What to produce: Print every line below. Match each one exactly.

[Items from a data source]
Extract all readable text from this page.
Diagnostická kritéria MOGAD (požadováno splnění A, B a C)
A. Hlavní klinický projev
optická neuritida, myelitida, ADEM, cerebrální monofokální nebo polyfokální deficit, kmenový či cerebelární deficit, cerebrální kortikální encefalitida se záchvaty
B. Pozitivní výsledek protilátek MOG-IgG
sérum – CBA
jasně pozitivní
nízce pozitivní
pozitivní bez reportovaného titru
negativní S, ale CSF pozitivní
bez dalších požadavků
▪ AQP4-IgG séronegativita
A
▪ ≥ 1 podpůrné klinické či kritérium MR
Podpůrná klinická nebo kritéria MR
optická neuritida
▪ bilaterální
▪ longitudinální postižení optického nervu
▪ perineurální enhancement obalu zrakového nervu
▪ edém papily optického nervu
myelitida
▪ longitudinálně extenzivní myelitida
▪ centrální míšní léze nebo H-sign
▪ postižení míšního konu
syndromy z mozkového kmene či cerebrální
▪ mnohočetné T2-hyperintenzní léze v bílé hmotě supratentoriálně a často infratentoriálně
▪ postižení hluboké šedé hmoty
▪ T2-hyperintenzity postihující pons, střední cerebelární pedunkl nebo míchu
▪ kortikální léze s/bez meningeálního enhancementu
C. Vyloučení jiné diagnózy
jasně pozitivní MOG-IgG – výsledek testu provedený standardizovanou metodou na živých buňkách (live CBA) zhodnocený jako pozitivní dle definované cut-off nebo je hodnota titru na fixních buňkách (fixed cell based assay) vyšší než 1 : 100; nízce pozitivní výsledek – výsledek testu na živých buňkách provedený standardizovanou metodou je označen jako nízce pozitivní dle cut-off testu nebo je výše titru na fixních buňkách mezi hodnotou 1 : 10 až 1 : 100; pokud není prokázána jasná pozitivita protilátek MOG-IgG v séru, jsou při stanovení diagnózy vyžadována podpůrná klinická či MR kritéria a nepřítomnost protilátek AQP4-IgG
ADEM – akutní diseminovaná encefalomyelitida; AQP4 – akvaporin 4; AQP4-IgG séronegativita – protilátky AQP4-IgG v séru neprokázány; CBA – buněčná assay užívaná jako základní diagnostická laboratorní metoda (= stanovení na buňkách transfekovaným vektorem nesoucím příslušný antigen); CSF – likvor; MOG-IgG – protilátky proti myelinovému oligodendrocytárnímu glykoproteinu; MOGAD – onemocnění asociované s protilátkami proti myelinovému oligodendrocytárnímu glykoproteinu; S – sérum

Response below:
Extract all readable text from this page.
Diagnostická kritéria MOGAD (požadováno splnění A, B a C)
A. Hlavní klinický projev
optická neuritida, myelitida, ADEM, cerebrální monofokální nebo polyfokální deficit, kmenový či cerebelární deficit, cerebrální kortikální encefalitida se záchvaty
B. Pozitivní výsledek protilátek MOG-IgG
sérum – CBA
jasně pozitivní
nízce pozitivní
pozitivní bez reportovaného titru
negativní S, ale CSF pozitivní
bez dalších požadavků
▪ AQP4-IgG séronegativita
A
▪ ≥ 1 podpůrné klinické či kritérium MR
Podpůrná klinická nebo kritéria MR
optická neuritida
▪ bilaterální
▪ longitudinální postižení optického nervu
▪ perineurální enhancement obalu zrakového nervu
▪ edém papily optického nervu
myelitida
▪ longitudinálně extenzivní myelitida
▪ centrální míšní léze nebo H-sign
▪ postižení míšního konu
syndromy z mozkového kmene či cerebrální
▪ mnohočetné T2-hyperintenzní léze v bílé hmotě supratentoriálně a často infratentoriálně
▪ postižení hluboké šedé hmoty
▪ T2-hyperintenzity postihující pons, střední cerebelární pedunkl nebo míchu
▪ kortikální léze s/bez meningeálního enhancementu
C. Vyloučení jiné diagnózy
jasně pozitivní MOG-IgG – výsledek testu provedený standardizovanou metodou na živých buňkách (live CBA) zhodnocený jako pozitivní dle definované cut-off nebo je hodnota titru na fixních buňkách (fixed cell based assay) vyšší než 1 : 100; nízce pozitivní výsledek – výsledek testu na živých buňkách provedený standardizovanou metodou je označen jako nízce pozitivní dle cut-off testu nebo je výše titru na fixních buňkách mezi hodnotou 1 : 10 až 1 : 100; pokud není prokázána jasná pozitivita protilátek MOG-IgG v séru, jsou při stanovení diagnózy vyžadována podpůrná klinická či MR kritéria a nepřítomnost protilátek AQP4-IgG
ADEM – akutní diseminovaná encefalomyelitida; AQP4 – akvaporin 4; AQP4-IgG séronegativita – protilátky AQP4-IgG v séru neprokázány; CBA – buněčná assay užívaná jako základní diagnostická laboratorní metoda (= stanovení na buňkách transfekovaným vektorem nesoucím příslušný antigen); CSF – likvor; MOG-IgG – protilátky proti myelinovému oligodendrocytárnímu glykoproteinu; MOGAD – onemocnění asociované s protilátkami proti myelinovému oligodendrocytárnímu glykoproteinu; S – sérum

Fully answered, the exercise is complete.